-- start of Rows --

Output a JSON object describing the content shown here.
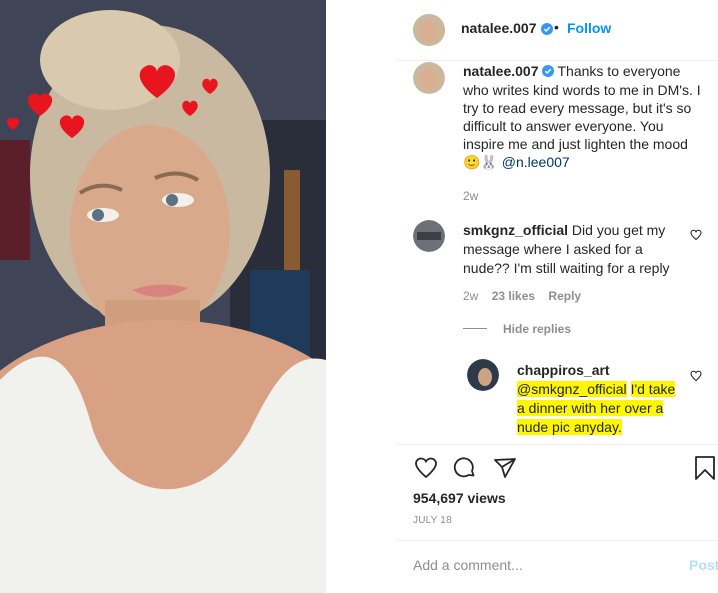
{
  "post": {
    "username": "natalee.007",
    "follow_label": "Follow",
    "separator": "•",
    "caption_username": "natalee.007",
    "caption_text": "Thanks to everyone who writes kind words to me in DM's. I try to read every message, but it's so difficult to answer everyone. You inspire me and just lighten the mood 🙂🐰",
    "caption_mention": "@n.lee007",
    "caption_age": "2w"
  },
  "comments": [
    {
      "username": "smkgnz_official",
      "text": "Did you get my message where I asked for a nude?? I'm still waiting for a reply",
      "age": "2w",
      "likes": "23 likes",
      "reply_label": "Reply",
      "hide_replies_label": "Hide replies"
    }
  ],
  "reply": {
    "username": "chappiros_art",
    "mention": "@smkgnz_official",
    "text": "I'd take a dinner with her over a nude pic anyday."
  },
  "stats": {
    "views": "954,697 views",
    "date": "JULY 18"
  },
  "comment_box": {
    "placeholder": "Add a comment...",
    "post_label": "Post"
  },
  "colors": {
    "accent": "#0095f6",
    "highlight": "#fff700",
    "heart_red": "#e8151f"
  },
  "icons": [
    "verified-icon",
    "heart-icon",
    "comment-icon",
    "share-icon",
    "bookmark-icon"
  ]
}
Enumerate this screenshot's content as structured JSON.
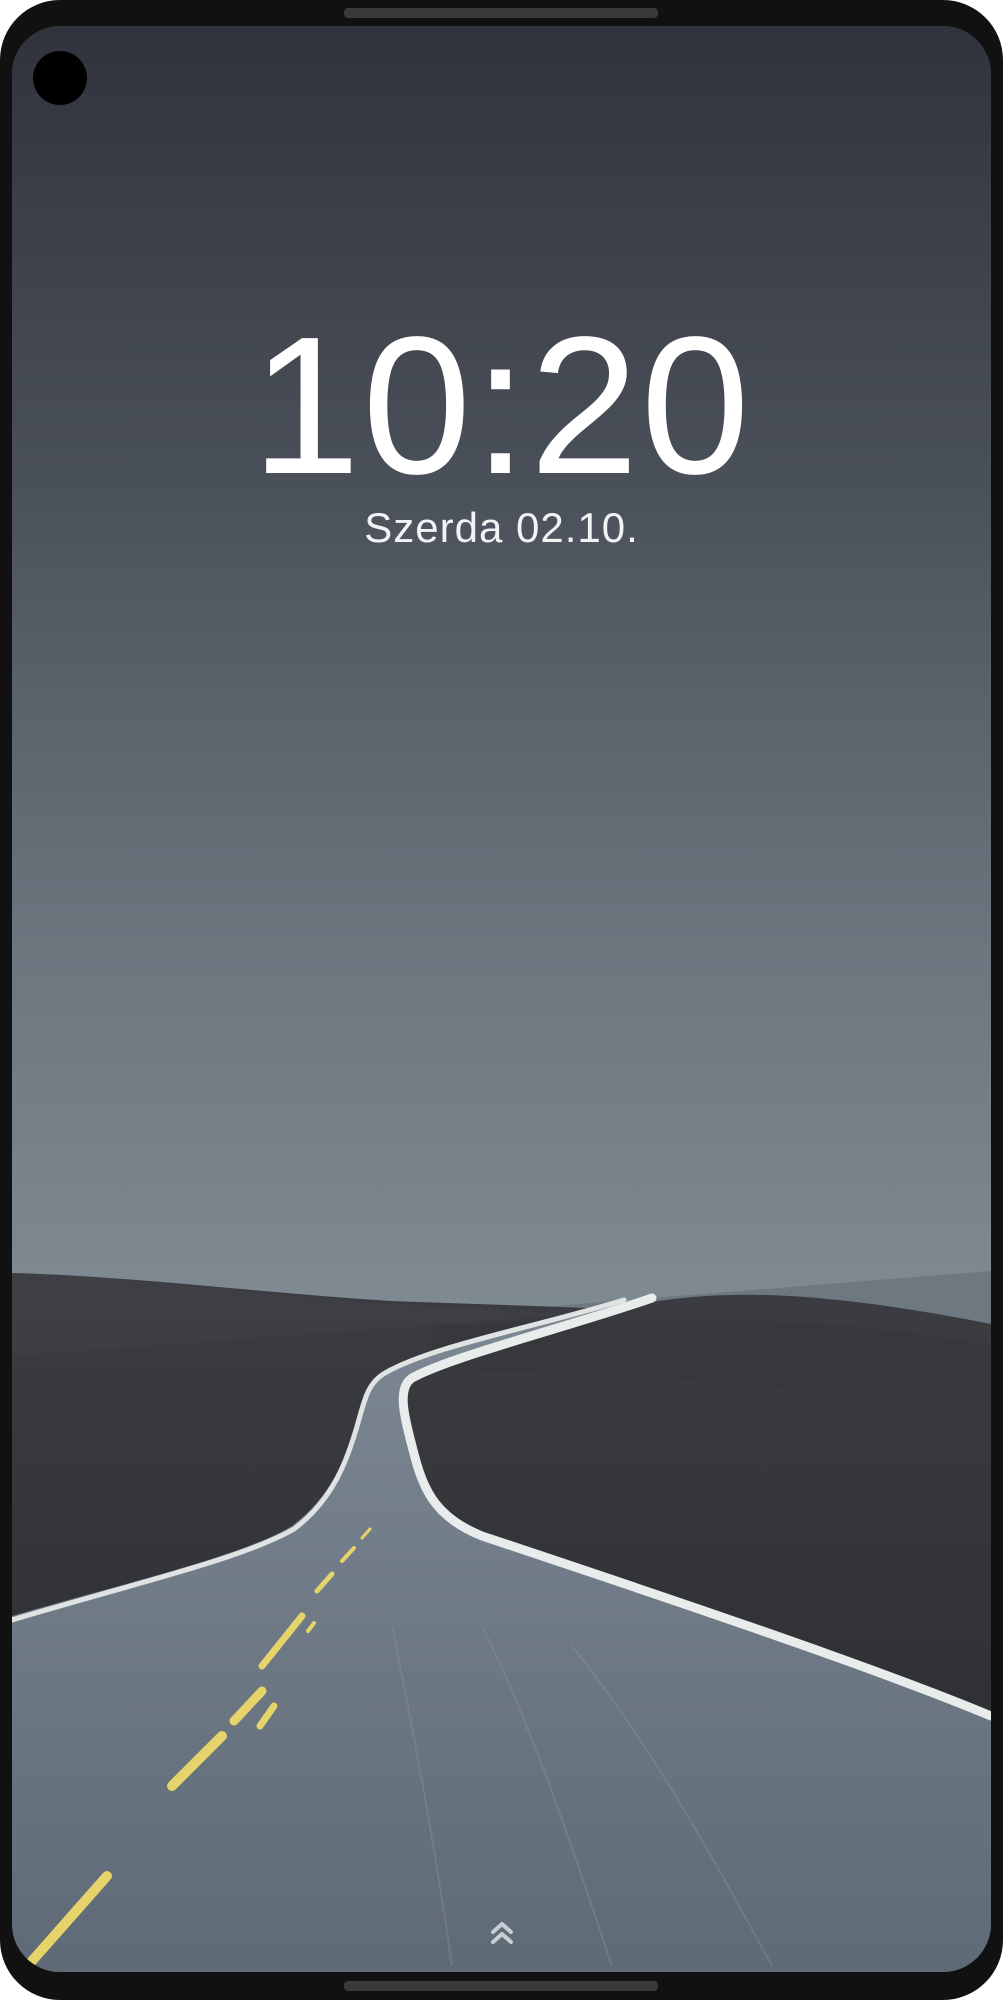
{
  "lockscreen": {
    "time": "10:20",
    "date": "Szerda 02.10."
  },
  "icons": {
    "camera": "front-camera-hole",
    "swipe_up": "double-chevron-up-icon"
  },
  "colors": {
    "frame": "#111111",
    "sky_top": "#30333c",
    "sky_bottom": "#7b8790",
    "ground": "#2f3035",
    "road": "#6b7683",
    "lane_marking": "#e6d36a",
    "edge_line": "#e8ecea",
    "text": "#ffffff"
  }
}
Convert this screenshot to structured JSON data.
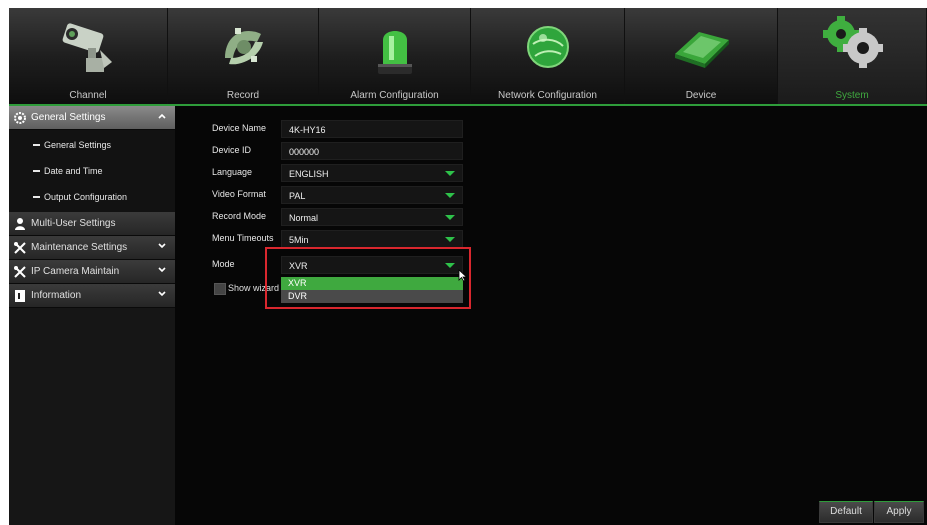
{
  "nav": {
    "tabs": [
      {
        "label": "Channel",
        "icon": "camera-icon"
      },
      {
        "label": "Record",
        "icon": "film-reel-icon"
      },
      {
        "label": "Alarm Configuration",
        "icon": "alarm-light-icon"
      },
      {
        "label": "Network Configuration",
        "icon": "globe-icon"
      },
      {
        "label": "Device",
        "icon": "hard-drive-icon"
      },
      {
        "label": "System",
        "icon": "gears-icon"
      }
    ],
    "active": "System"
  },
  "sidebar": {
    "general": {
      "label": "General Settings",
      "sub": [
        "General Settings",
        "Date and Time",
        "Output Configuration"
      ]
    },
    "multi_user": "Multi-User Settings",
    "maintenance": "Maintenance Settings",
    "ip_camera": "IP Camera Maintain",
    "information": "Information"
  },
  "form": {
    "device_name": {
      "label": "Device Name",
      "value": "4K-HY16"
    },
    "device_id": {
      "label": "Device ID",
      "value": "000000"
    },
    "language": {
      "label": "Language",
      "value": "ENGLISH"
    },
    "video_format": {
      "label": "Video Format",
      "value": "PAL"
    },
    "record_mode": {
      "label": "Record Mode",
      "value": "Normal"
    },
    "menu_timeouts": {
      "label": "Menu Timeouts",
      "value": "5Min"
    },
    "mode": {
      "label": "Mode",
      "value": "XVR",
      "options": [
        "XVR",
        "DVR"
      ]
    },
    "show_wizard": "Show wizard"
  },
  "buttons": {
    "default": "Default",
    "apply": "Apply"
  },
  "colors": {
    "accent": "#2e9c3a",
    "highlight": "#d9272e"
  }
}
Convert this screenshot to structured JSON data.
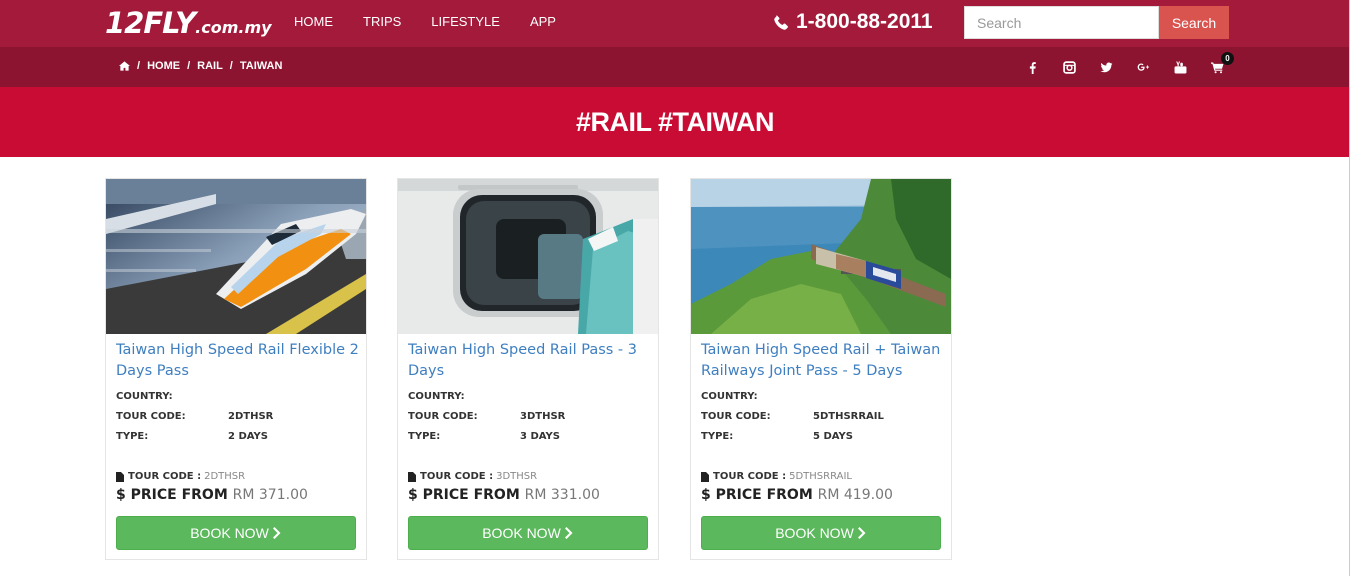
{
  "header": {
    "logo_big": "12FLY",
    "logo_small": ".com.my",
    "nav": [
      "HOME",
      "TRIPS",
      "LIFESTYLE",
      "APP"
    ],
    "phone": "1-800-88-2011",
    "search_placeholder": "Search",
    "search_button": "Search"
  },
  "breadcrumb": {
    "items": [
      "HOME",
      "RAIL",
      "TAIWAN"
    ],
    "separator": "/"
  },
  "cart_count": "0",
  "banner_title": "#RAIL #TAIWAN",
  "labels": {
    "country": "COUNTRY:",
    "tour_code": "TOUR CODE:",
    "type": "TYPE:",
    "tour_code_footer": "TOUR CODE :",
    "price_from": "$ PRICE FROM",
    "book_now": "BOOK NOW"
  },
  "cards": [
    {
      "title": "Taiwan High Speed Rail Flexible 2 Days Pass",
      "country": "",
      "tour_code": "2DTHSR",
      "type": "2 DAYS",
      "price": "RM 371.00"
    },
    {
      "title": "Taiwan High Speed Rail Pass - 3 Days",
      "country": "",
      "tour_code": "3DTHSR",
      "type": "3 DAYS",
      "price": "RM 331.00"
    },
    {
      "title": "Taiwan High Speed Rail + Taiwan Railways Joint Pass - 5 Days",
      "country": "",
      "tour_code": "5DTHSRRAIL",
      "type": "5 DAYS",
      "price": "RM 419.00"
    }
  ],
  "colors": {
    "topbar": "#a31a3b",
    "subbar": "#8c1430",
    "banner": "#c90c34",
    "search_button": "#d9534f",
    "book_button": "#5cb85c",
    "link": "#3f7fc0"
  },
  "icons": [
    "phone-icon",
    "home-icon",
    "facebook-icon",
    "instagram-icon",
    "twitter-icon",
    "google-plus-icon",
    "youtube-icon",
    "cart-icon",
    "document-icon",
    "chevron-right-icon"
  ]
}
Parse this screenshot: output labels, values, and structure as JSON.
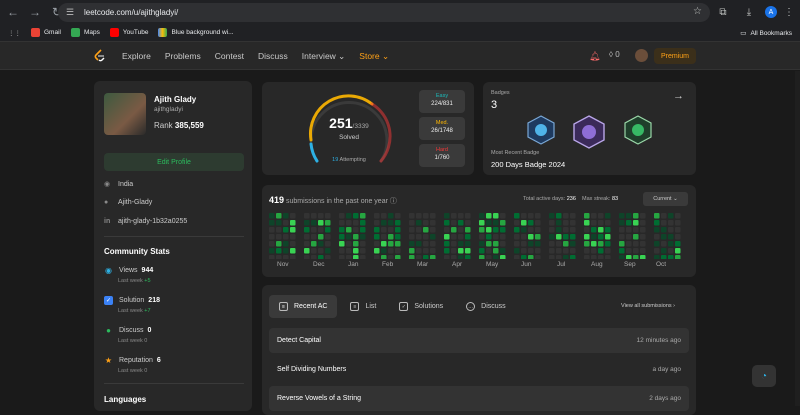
{
  "browser": {
    "url": "leetcode.com/u/ajithgladyi/",
    "profile_initial": "A",
    "bookmarks": [
      {
        "label": "Gmail",
        "color": "#ea4335"
      },
      {
        "label": "Maps",
        "color": "#34a853"
      },
      {
        "label": "YouTube",
        "color": "#ff0000"
      },
      {
        "label": "Blue background wi...",
        "color": "#4285f4"
      }
    ],
    "all_bookmarks": "All Bookmarks"
  },
  "nav": {
    "links": [
      "Explore",
      "Problems",
      "Contest",
      "Discuss",
      "Interview ⌄",
      "Store ⌄"
    ],
    "notif_count": "0",
    "premium": "Premium"
  },
  "profile": {
    "name": "Ajith Glady",
    "username": "ajithgladyi",
    "rank_label": "Rank",
    "rank": "385,559",
    "edit": "Edit Profile",
    "location": "India",
    "github": "Ajith-Glady",
    "linkedin": "ajith-glady-1b32a0255"
  },
  "community": {
    "title": "Community Stats",
    "stats": [
      {
        "label": "Views",
        "value": "944",
        "sub": "Last week",
        "delta": "+5",
        "color": "#2db0e3",
        "icon": "eye-icon"
      },
      {
        "label": "Solution",
        "value": "218",
        "sub": "Last week",
        "delta": "+7",
        "color": "#3b82f6",
        "icon": "check-icon"
      },
      {
        "label": "Discuss",
        "value": "0",
        "sub": "Last week",
        "delta": "0",
        "color": "#2cbb5d",
        "icon": "discuss-icon"
      },
      {
        "label": "Reputation",
        "value": "6",
        "sub": "Last week",
        "delta": "0",
        "color": "#ffa116",
        "icon": "star-icon"
      }
    ],
    "languages": "Languages"
  },
  "solved": {
    "count": "251",
    "total": "/3339",
    "label": "Solved",
    "attempting_count": "19",
    "attempting_label": "Attempting",
    "easy": {
      "label": "Easy",
      "value": "224/831",
      "color": "#1cbaba"
    },
    "medium": {
      "label": "Med.",
      "value": "26/1748",
      "color": "#ffb700"
    },
    "hard": {
      "label": "Hard",
      "value": "1/760",
      "color": "#f63737"
    }
  },
  "badges": {
    "label": "Badges",
    "count": "3",
    "recent_label": "Most Recent Badge",
    "recent_name": "200 Days Badge 2024"
  },
  "heatmap": {
    "count": "419",
    "label": "submissions in the past one year",
    "active_label": "Total active days:",
    "active_days": "236",
    "streak_label": "Max streak:",
    "streak": "83",
    "period": "Current ⌄",
    "months": [
      "Nov",
      "Dec",
      "Jan",
      "Feb",
      "Mar",
      "Apr",
      "May",
      "Jun",
      "Jul",
      "Aug",
      "Sep",
      "Oct"
    ]
  },
  "recent": {
    "tabs": [
      "Recent AC",
      "List",
      "Solutions",
      "Discuss"
    ],
    "view_all": "View all submissions ›",
    "items": [
      {
        "title": "Detect Capital",
        "time": "12 minutes ago"
      },
      {
        "title": "Self Dividing Numbers",
        "time": "a day ago"
      },
      {
        "title": "Reverse Vowels of a String",
        "time": "2 days ago"
      }
    ]
  }
}
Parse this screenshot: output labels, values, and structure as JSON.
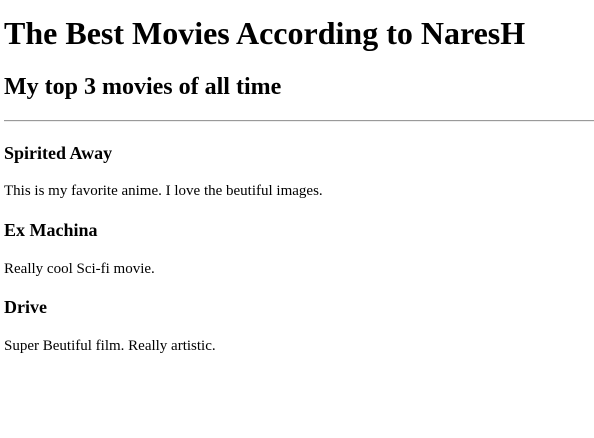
{
  "page": {
    "title": "The Best Movies According to NaresH",
    "subtitle": "My top 3 movies of all time"
  },
  "movies": [
    {
      "title": "Spirited Away",
      "description": "This is my favorite anime. I love the beutiful images."
    },
    {
      "title": "Ex Machina",
      "description": "Really cool Sci-fi movie."
    },
    {
      "title": "Drive",
      "description": "Super Beutiful film. Really artistic."
    }
  ]
}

-- end of Rows --

* [Request]: Gather each line from the listing above that holds "film".

* [Output below]:
        "icon": "film-reel-icon"
      "description": "Super Beutiful film. Really artistic."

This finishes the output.